**Rows from a figure dataset**

^^^^^^^^^^^^^^^^

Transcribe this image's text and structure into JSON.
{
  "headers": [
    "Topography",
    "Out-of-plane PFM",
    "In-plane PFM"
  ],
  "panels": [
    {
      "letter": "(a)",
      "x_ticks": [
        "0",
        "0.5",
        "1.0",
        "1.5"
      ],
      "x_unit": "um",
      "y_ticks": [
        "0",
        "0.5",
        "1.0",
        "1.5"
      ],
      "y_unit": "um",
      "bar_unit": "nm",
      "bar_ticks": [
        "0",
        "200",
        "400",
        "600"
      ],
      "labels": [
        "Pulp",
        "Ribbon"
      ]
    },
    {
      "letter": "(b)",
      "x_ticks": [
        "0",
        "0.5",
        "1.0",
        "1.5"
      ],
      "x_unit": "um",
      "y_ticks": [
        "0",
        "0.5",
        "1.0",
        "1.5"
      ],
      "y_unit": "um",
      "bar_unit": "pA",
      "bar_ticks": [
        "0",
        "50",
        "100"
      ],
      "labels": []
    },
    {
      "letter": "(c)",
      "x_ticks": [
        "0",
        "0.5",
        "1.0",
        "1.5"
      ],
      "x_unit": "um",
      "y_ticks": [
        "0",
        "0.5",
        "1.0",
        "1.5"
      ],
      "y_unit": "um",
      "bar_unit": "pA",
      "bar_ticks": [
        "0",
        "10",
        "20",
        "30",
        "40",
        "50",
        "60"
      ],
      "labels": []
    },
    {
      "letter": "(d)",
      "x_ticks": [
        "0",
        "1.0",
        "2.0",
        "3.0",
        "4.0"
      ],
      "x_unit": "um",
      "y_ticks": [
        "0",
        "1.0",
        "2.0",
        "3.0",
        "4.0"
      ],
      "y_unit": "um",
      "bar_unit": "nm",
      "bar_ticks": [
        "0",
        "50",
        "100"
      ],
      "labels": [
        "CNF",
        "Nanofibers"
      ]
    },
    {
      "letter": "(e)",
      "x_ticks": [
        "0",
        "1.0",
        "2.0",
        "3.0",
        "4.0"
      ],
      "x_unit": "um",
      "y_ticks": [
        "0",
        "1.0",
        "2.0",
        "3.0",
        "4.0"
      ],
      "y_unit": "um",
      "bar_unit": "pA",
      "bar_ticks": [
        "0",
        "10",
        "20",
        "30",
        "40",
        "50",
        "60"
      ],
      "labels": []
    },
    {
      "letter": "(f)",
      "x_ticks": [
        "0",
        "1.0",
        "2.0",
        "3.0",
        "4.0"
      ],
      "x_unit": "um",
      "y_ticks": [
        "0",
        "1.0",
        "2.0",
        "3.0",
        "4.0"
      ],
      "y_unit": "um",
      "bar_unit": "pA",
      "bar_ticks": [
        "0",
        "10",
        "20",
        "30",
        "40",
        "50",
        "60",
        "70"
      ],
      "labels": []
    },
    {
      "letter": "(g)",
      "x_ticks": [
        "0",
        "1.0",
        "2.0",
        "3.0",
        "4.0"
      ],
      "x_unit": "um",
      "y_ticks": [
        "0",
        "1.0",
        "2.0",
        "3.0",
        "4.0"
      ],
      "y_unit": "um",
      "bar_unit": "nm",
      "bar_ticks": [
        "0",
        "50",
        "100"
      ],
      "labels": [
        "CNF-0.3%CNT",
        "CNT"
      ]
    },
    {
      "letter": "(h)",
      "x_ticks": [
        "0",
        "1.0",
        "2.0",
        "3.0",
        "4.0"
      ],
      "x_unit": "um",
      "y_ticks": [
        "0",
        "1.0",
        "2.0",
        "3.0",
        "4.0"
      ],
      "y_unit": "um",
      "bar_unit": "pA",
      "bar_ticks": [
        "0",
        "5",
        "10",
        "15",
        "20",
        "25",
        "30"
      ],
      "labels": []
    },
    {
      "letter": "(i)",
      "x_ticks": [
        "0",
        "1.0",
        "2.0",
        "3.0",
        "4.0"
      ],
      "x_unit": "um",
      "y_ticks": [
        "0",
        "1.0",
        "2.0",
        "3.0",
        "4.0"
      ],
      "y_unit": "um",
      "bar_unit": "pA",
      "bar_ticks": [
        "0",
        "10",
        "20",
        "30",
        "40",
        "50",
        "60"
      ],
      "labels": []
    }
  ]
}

^^^^^^^^^^^^^^^^

**Description of the task**
In the records above, find the lines containing "letter" and copy them.

**Written response**
      "letter": "(a)",
      "letter": "(b)",
      "letter": "(c)",
      "letter": "(d)",
      "letter": "(e)",
      "letter": "(f)",
      "letter": "(g)",
      "letter": "(h)",
      "letter": "(i)",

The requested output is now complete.